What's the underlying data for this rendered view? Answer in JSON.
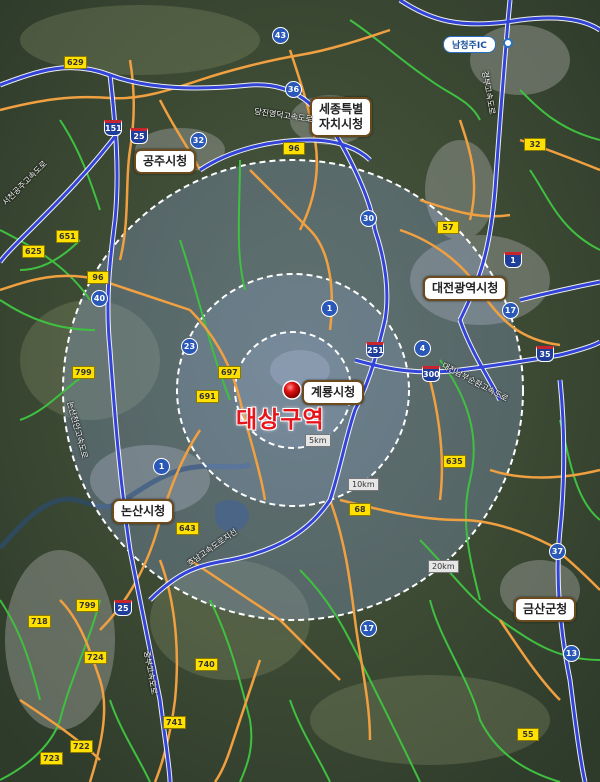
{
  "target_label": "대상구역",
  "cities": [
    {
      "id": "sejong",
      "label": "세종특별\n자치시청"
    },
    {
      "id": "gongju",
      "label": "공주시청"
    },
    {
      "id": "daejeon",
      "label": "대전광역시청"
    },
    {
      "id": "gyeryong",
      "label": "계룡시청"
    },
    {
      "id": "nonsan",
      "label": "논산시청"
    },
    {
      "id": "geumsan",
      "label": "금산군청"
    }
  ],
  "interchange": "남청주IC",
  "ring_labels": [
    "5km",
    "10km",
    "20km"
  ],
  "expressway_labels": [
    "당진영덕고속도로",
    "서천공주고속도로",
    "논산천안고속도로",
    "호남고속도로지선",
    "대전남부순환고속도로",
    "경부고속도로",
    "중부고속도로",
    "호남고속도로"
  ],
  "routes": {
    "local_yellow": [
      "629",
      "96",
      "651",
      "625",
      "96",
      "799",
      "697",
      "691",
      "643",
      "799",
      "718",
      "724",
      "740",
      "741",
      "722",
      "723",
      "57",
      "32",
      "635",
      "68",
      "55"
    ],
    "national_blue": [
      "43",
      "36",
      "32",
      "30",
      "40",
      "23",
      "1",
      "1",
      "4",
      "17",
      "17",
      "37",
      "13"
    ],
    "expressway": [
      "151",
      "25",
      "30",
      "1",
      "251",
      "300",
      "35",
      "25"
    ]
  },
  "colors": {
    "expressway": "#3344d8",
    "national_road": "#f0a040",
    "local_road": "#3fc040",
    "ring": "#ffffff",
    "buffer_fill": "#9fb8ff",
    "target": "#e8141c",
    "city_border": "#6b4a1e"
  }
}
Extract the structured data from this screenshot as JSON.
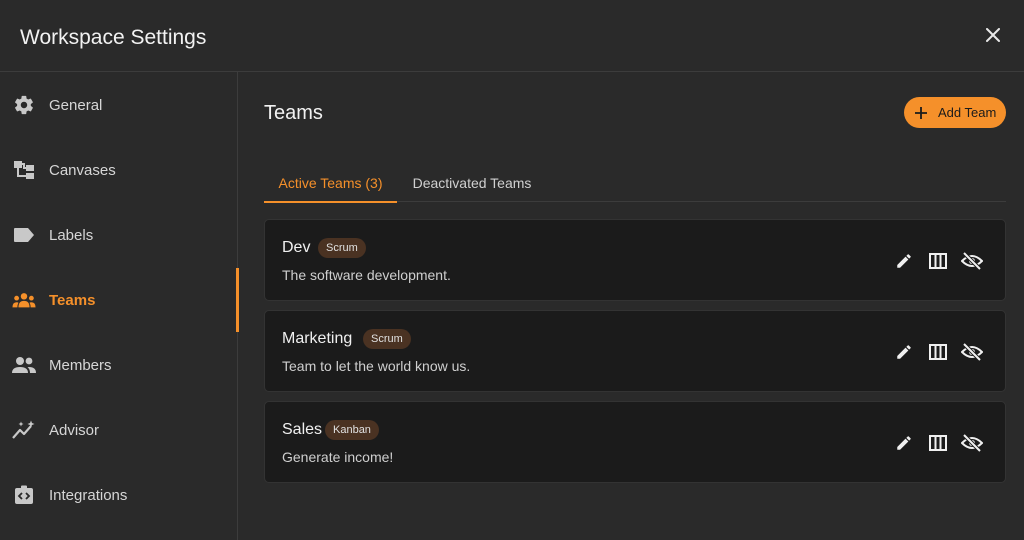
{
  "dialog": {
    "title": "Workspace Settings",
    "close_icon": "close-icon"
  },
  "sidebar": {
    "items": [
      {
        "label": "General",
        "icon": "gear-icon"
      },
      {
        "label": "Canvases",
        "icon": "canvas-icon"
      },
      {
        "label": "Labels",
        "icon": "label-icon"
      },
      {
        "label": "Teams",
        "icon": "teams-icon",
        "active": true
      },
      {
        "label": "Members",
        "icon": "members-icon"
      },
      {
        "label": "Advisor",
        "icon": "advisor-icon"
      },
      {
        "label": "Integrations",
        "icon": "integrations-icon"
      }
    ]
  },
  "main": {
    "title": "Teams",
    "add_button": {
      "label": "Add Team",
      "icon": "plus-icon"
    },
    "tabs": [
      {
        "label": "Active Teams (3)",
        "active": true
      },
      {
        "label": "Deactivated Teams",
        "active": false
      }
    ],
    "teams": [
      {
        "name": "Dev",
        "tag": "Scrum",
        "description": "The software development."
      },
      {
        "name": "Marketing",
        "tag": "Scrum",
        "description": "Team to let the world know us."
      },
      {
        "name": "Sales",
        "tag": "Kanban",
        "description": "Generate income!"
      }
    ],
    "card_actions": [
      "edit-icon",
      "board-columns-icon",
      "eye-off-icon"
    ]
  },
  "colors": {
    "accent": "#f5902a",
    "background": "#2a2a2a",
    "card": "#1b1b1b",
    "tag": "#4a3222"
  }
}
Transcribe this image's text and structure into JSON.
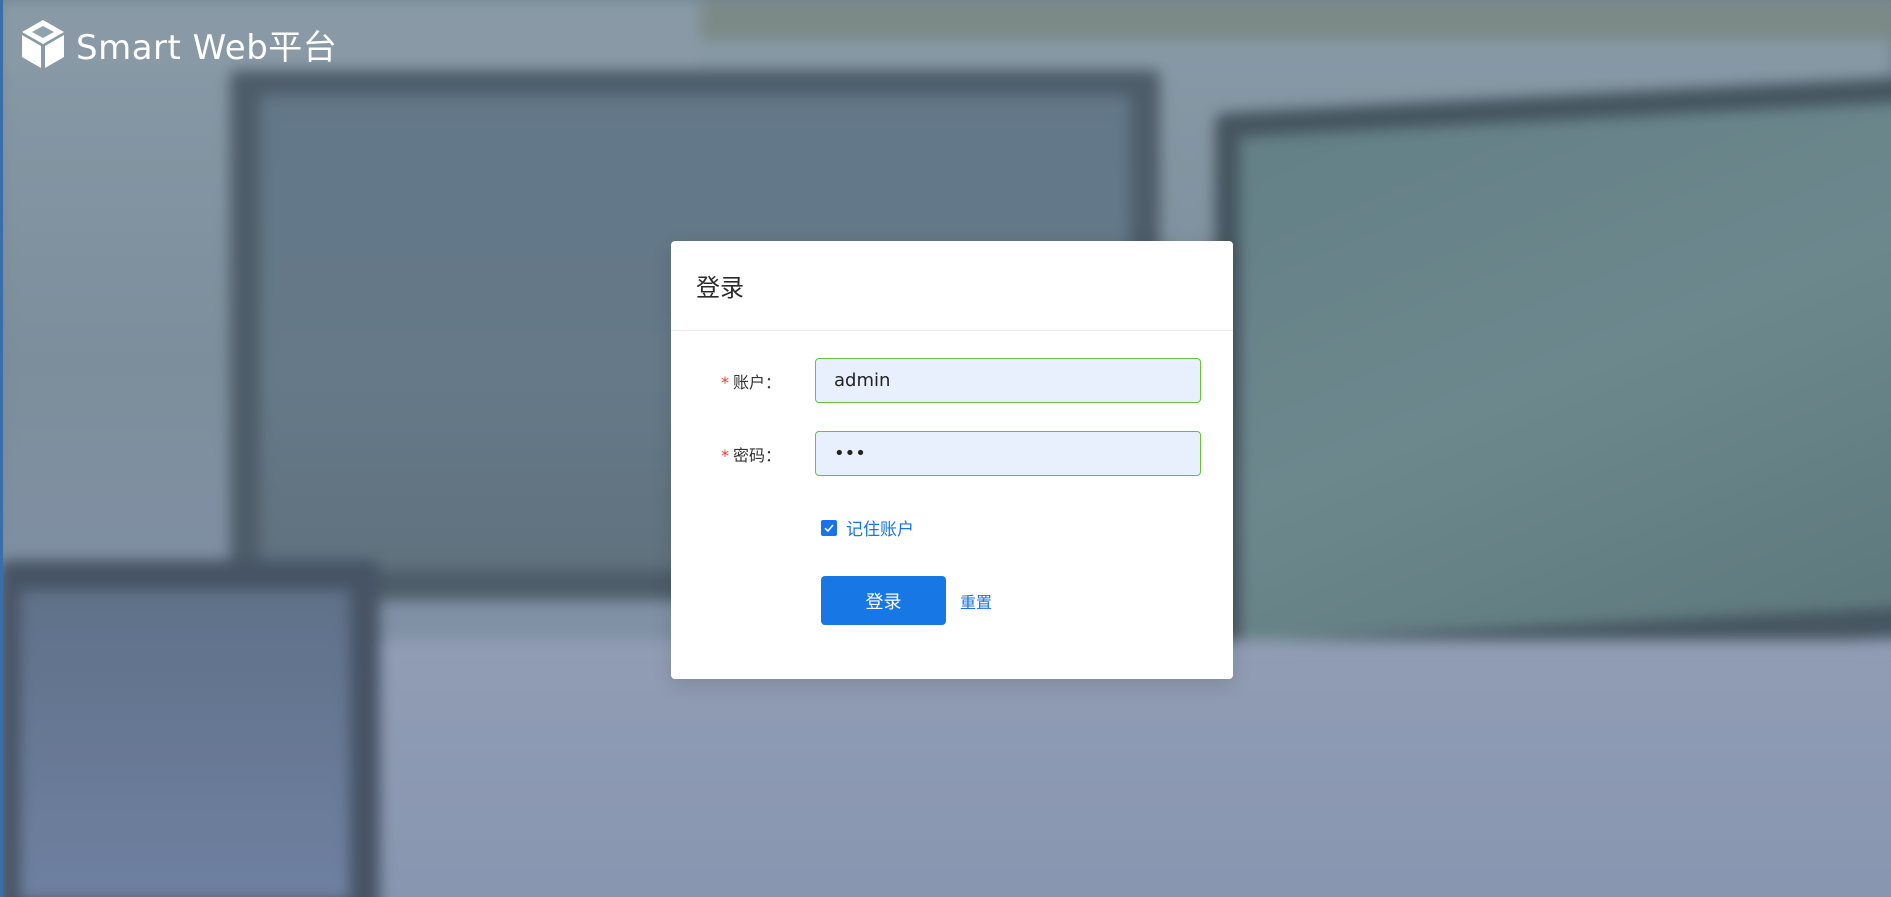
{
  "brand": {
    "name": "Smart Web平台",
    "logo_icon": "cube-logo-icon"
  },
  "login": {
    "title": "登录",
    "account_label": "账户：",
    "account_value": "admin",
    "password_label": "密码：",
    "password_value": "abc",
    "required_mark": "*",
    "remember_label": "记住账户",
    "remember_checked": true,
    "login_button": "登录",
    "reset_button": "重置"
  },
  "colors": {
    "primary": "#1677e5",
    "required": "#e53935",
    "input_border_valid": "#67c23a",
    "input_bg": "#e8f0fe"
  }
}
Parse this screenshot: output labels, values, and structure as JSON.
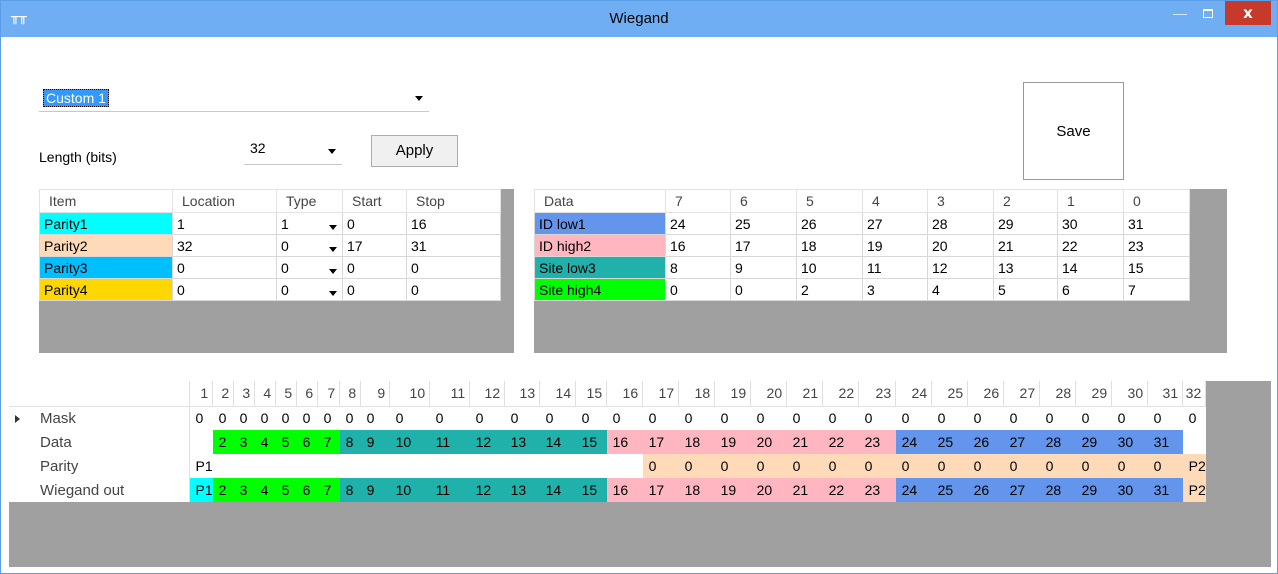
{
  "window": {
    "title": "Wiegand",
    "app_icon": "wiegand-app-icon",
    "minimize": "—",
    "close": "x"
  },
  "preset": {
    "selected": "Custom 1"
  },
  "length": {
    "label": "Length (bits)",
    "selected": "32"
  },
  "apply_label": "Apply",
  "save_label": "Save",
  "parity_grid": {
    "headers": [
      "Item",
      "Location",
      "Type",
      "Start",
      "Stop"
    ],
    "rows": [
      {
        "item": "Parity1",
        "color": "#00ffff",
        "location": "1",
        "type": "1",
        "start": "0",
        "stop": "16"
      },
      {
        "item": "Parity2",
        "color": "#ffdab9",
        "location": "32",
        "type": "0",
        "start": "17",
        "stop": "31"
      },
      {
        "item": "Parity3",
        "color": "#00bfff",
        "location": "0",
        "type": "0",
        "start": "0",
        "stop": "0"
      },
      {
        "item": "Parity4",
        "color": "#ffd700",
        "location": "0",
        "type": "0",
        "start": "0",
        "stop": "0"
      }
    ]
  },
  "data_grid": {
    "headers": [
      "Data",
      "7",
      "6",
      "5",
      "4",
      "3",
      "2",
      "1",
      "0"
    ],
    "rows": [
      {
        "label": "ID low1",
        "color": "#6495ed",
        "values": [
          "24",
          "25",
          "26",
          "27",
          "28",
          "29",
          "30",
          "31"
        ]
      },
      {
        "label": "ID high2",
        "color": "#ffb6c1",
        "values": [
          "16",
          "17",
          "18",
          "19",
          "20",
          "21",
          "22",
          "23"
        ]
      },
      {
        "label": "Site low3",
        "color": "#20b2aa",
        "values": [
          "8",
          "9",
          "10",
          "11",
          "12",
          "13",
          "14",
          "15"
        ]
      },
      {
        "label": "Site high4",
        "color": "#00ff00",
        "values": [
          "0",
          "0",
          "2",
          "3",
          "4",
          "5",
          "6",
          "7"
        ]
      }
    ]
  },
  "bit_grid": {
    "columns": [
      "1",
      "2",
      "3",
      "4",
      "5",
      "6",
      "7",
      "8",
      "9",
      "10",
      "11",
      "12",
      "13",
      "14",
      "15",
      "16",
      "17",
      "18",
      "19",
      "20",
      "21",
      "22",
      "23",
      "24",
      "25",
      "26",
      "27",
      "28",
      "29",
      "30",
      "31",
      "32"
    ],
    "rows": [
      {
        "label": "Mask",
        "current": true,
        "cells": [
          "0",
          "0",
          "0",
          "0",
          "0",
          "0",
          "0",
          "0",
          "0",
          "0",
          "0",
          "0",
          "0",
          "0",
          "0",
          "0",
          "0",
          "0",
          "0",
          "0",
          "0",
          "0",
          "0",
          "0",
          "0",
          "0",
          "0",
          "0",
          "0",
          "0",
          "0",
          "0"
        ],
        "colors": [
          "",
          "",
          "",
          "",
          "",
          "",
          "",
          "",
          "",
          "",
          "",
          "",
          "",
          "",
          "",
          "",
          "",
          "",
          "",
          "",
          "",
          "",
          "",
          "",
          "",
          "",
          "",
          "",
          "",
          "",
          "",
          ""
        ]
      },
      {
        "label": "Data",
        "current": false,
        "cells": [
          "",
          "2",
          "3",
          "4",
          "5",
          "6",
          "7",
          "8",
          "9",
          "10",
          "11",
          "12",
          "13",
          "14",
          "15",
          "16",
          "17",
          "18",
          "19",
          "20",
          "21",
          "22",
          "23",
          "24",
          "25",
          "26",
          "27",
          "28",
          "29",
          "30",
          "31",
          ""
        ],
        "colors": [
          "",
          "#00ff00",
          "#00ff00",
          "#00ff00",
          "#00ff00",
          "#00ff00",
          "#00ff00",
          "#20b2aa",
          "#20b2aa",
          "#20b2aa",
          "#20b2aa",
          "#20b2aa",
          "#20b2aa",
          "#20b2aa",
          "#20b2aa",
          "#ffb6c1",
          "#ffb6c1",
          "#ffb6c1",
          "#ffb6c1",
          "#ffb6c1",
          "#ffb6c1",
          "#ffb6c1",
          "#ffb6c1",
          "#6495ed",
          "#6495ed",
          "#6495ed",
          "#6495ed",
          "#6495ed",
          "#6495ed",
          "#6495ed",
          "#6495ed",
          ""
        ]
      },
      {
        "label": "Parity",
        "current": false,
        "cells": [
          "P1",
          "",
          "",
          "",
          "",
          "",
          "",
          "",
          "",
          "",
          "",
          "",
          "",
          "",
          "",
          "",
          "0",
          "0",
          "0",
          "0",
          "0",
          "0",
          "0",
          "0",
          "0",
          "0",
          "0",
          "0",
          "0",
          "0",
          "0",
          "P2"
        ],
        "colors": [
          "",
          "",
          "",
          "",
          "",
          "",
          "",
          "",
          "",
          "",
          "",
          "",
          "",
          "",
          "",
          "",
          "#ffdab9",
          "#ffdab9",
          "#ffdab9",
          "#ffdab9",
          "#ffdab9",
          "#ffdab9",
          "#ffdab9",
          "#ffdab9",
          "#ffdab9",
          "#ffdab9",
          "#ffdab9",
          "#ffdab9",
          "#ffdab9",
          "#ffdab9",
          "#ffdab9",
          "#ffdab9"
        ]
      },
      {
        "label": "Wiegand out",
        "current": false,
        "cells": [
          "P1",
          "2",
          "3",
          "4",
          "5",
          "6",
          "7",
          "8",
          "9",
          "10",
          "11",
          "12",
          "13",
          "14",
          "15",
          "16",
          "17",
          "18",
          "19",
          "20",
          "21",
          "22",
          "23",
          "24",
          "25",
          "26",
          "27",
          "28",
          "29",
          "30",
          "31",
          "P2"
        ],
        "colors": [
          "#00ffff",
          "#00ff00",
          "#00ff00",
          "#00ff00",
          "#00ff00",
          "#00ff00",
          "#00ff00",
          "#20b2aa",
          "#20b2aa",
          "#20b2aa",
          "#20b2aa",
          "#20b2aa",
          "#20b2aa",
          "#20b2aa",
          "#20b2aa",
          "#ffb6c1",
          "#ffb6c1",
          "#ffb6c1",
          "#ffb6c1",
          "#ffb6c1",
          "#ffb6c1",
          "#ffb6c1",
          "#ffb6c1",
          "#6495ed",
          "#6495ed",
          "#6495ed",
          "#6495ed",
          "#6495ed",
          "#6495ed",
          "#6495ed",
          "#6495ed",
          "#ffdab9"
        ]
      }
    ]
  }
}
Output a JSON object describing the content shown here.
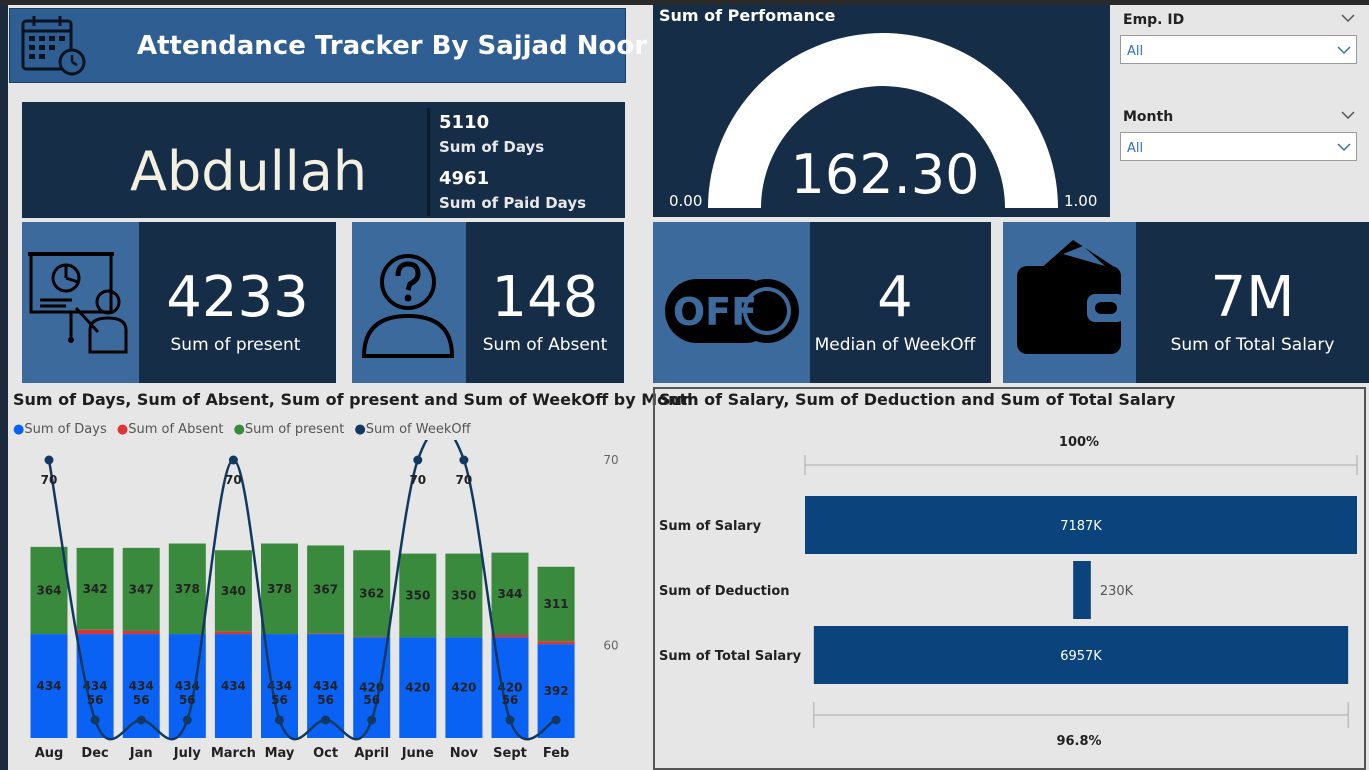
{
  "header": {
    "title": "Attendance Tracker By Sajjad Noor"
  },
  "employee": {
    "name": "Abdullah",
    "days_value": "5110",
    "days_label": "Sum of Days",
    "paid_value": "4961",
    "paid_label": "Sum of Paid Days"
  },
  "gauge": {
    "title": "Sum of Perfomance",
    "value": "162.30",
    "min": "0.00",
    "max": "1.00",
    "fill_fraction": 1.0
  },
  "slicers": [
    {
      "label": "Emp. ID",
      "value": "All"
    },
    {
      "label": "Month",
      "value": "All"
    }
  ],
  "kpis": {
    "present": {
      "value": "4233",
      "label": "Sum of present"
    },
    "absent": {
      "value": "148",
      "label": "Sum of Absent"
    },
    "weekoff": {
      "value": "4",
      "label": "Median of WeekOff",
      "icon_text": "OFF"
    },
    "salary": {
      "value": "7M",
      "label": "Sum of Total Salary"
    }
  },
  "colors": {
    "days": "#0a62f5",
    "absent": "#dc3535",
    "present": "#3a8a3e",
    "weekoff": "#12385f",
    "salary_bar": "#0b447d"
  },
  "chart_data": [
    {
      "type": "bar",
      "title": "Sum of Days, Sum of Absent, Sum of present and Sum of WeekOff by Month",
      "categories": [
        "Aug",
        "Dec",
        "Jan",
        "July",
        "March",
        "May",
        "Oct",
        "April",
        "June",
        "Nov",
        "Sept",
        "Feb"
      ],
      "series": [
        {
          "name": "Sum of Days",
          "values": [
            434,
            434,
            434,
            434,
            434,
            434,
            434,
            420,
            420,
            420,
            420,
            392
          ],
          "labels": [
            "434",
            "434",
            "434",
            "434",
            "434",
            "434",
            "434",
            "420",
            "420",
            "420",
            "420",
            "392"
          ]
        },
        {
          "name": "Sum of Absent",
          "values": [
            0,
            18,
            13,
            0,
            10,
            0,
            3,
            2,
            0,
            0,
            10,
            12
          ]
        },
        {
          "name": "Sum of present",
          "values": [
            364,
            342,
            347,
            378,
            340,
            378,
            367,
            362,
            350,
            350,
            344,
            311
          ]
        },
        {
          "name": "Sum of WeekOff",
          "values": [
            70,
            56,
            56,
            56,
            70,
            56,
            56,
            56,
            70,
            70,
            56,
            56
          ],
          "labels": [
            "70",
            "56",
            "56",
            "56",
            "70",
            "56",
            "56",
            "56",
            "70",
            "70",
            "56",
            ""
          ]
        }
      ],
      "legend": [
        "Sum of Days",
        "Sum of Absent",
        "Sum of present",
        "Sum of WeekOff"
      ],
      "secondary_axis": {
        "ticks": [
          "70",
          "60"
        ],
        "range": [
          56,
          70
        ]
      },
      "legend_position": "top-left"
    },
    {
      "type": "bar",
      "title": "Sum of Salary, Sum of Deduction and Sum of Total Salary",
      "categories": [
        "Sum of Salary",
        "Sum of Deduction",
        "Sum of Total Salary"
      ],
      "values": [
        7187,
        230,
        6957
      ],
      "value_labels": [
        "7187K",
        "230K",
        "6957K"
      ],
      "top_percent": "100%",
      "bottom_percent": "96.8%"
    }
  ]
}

○ ○ ○ ○ ○ ○ ○

▸ **WHAT THE TASK REQUIRES**: Go through the data and gather every line that holds "name".

▸ **SOLVED EXERCISE**:
        "name": "Dev",
        "name": "Marketing",
        "name": "Sales",
    "name": "Smart Web平台",
    "name": "Abdullah",
          "name": "Sum of Days",
          "name": "Sum of Absent",
          "name": "Sum of present",
          "name": "Sum of WeekOff",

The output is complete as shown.